THE EXERCISE:
Reproduce the material in full, unchanged.
-=-=-
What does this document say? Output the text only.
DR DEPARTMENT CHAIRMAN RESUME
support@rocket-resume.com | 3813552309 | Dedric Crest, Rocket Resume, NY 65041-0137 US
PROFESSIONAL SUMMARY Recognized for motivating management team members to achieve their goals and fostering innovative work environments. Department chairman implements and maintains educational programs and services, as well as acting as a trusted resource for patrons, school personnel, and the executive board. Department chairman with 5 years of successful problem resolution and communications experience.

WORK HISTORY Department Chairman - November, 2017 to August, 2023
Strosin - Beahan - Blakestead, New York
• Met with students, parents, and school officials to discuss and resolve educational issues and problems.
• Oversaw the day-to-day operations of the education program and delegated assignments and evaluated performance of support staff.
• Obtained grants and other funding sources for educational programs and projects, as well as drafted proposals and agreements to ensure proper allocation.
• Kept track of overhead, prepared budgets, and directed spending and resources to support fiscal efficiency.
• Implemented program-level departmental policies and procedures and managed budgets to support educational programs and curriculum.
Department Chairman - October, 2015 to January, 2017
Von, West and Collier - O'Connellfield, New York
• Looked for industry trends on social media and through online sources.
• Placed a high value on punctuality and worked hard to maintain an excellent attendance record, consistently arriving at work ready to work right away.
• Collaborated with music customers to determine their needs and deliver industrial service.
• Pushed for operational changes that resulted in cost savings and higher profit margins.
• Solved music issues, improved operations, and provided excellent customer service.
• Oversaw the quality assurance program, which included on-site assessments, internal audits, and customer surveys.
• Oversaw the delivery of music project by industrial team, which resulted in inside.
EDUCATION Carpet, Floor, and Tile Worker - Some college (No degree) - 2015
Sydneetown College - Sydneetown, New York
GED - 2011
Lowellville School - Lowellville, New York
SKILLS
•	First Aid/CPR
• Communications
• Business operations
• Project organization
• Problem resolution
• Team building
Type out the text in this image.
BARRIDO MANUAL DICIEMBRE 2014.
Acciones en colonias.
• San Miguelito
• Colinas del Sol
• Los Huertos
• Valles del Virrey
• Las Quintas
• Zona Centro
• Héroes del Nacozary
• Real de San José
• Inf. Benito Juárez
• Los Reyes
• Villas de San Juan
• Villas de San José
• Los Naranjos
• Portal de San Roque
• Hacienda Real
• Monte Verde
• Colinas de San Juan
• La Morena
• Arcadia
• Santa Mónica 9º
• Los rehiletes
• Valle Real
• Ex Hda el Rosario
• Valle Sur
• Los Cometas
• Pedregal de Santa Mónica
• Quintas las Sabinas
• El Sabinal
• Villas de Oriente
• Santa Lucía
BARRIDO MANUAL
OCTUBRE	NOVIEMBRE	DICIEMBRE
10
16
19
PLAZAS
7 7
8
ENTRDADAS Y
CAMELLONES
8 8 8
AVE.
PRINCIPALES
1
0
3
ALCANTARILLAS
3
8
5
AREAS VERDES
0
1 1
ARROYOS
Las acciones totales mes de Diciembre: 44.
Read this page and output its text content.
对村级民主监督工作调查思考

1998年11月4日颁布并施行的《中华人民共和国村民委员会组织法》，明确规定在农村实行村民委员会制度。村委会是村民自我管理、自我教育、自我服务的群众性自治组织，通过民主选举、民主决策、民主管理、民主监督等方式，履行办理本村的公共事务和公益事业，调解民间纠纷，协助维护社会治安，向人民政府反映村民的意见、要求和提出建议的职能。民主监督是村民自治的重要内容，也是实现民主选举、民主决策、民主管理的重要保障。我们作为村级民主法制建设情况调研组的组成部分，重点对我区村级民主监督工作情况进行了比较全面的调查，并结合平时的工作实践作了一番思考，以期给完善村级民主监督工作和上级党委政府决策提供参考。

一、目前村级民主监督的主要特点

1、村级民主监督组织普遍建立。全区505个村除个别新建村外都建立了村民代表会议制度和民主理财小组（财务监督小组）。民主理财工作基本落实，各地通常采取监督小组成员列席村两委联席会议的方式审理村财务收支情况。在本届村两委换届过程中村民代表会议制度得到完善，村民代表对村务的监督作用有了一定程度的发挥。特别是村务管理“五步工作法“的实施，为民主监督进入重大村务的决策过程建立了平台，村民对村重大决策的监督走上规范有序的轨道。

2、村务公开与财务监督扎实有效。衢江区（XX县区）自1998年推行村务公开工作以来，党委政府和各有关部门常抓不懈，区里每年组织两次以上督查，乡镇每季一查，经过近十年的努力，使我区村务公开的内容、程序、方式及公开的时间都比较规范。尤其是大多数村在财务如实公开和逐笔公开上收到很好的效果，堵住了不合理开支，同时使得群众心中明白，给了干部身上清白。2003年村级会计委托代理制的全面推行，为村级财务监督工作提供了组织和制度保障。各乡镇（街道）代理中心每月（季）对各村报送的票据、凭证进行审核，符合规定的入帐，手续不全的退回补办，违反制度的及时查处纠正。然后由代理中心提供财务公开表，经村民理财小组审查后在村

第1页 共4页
-=-=-
EXERCISE SOLUTION:
What does this document say? Output the text only.
DR DEPARTMENT CHAIRMAN RESUME
support@rocket-resume.com | 3813552309 | Dedric Crest, Rocket Resume, NY 65041-0137 US
PROFESSIONAL SUMMARY Recognized for motivating management team members to achieve their goals and fostering innovative work environments. Department chairman implements and maintains educational programs and services, as well as acting as a trusted resource for patrons, school personnel, and the executive board. Department chairman with 5 years of successful problem resolution and communications experience.

WORK HISTORY Department Chairman - November, 2017 to August, 2023
Strosin - Beahan - Blakestead, New York
• Met with students, parents, and school officials to discuss and resolve educational issues and problems.
• Oversaw the day-to-day operations of the education program and delegated assignments and evaluated performance of support staff.
• Obtained grants and other funding sources for educational programs and projects, as well as drafted proposals and agreements to ensure proper allocation.
• Kept track of overhead, prepared budgets, and directed spending and resources to support fiscal efficiency.
• Implemented program-level departmental policies and procedures and managed budgets to support educational programs and curriculum.
Department Chairman - October, 2015 to January, 2017
Von, West and Collier - O'Connellfield, New York
• Looked for industry trends on social media and through online sources.
• Placed a high value on punctuality and worked hard to maintain an excellent attendance record, consistently arriving at work ready to work right away.
• Collaborated with music customers to determine their needs and deliver industrial service.
• Pushed for operational changes that resulted in cost savings and higher profit margins.
• Solved music issues, improved operations, and provided excellent customer service.
• Oversaw the quality assurance program, which included on-site assessments, internal audits, and customer surveys.
• Oversaw the delivery of music project by industrial team, which resulted in inside.
EDUCATION Carpet, Floor, and Tile Worker - Some college (No degree) - 2015
Sydneetown College - Sydneetown, New York
GED - 2011
Lowellville School - Lowellville, New York
SKILLS
•	First Aid/CPR
• Communications
• Business operations
• Project organization
• Problem resolution
• Team building
Type out the text in this image.
BARRIDO MANUAL DICIEMBRE 2014.
Acciones en colonias.
• San Miguelito
• Colinas del Sol
• Los Huertos
• Valles del Virrey
• Las Quintas
• Zona Centro
• Héroes del Nacozary
• Real de San José
• Inf. Benito Juárez
• Los Reyes
• Villas de San Juan
• Villas de San José
• Los Naranjos
• Portal de San Roque
• Hacienda Real
• Monte Verde
• Colinas de San Juan
• La Morena
• Arcadia
• Santa Mónica 9º
• Los rehiletes
• Valle Real
• Ex Hda el Rosario
• Valle Sur
• Los Cometas
• Pedregal de Santa Mónica
• Quintas las Sabinas
• El Sabinal
• Villas de Oriente
• Santa Lucía
BARRIDO MANUAL
OCTUBRE	NOVIEMBRE	DICIEMBRE
10
16
19
PLAZAS
7 7
8
ENTRDADAS Y
CAMELLONES
8 8 8
AVE.
PRINCIPALES
1
0
3
ALCANTARILLAS
3
8
5
AREAS VERDES
0
1 1
ARROYOS
Las acciones totales mes de Diciembre: 44.
Read this page and output its text content.
对村级民主监督工作调查思考

1998年11月4日颁布并施行的《中华人民共和国村民委员会组织法》，明确规定在农村实行村民委员会制度。村委会是村民自我管理、自我教育、自我服务的群众性自治组织，通过民主选举、民主决策、民主管理、民主监督等方式，履行办理本村的公共事务和公益事业，调解民间纠纷，协助维护社会治安，向人民政府反映村民的意见、要求和提出建议的职能。民主监督是村民自治的重要内容，也是实现民主选举、民主决策、民主管理的重要保障。我们作为村级民主法制建设情况调研组的组成部分，重点对我区村级民主监督工作情况进行了比较全面的调查，并结合平时的工作实践作了一番思考，以期给完善村级民主监督工作和上级党委政府决策提供参考。

一、目前村级民主监督的主要特点

1、村级民主监督组织普遍建立。全区505个村除个别新建村外都建立了村民代表会议制度和民主理财小组（财务监督小组）。民主理财工作基本落实，各地通常采取监督小组成员列席村两委联席会议的方式审理村财务收支情况。在本届村两委换届过程中村民代表会议制度得到完善，村民代表对村务的监督作用有了一定程度的发挥。特别是村务管理“五步工作法“的实施，为民主监督进入重大村务的决策过程建立了平台，村民对村重大决策的监督走上规范有序的轨道。

2、村务公开与财务监督扎实有效。衢江区（XX县区）自1998年推行村务公开工作以来，党委政府和各有关部门常抓不懈，区里每年组织两次以上督查，乡镇每季一查，经过近十年的努力，使我区村务公开的内容、程序、方式及公开的时间都比较规范。尤其是大多数村在财务如实公开和逐笔公开上收到很好的效果，堵住了不合理开支，同时使得群众心中明白，给了干部身上清白。2003年村级会计委托代理制的全面推行，为村级财务监督工作提供了组织和制度保障。各乡镇（街道）代理中心每月（季）对各村报送的票据、凭证进行审核，符合规定的入帐，手续不全的退回补办，违反制度的及时查处纠正。然后由代理中心提供财务公开表，经村民理财小组审查后在村

第1页 共4页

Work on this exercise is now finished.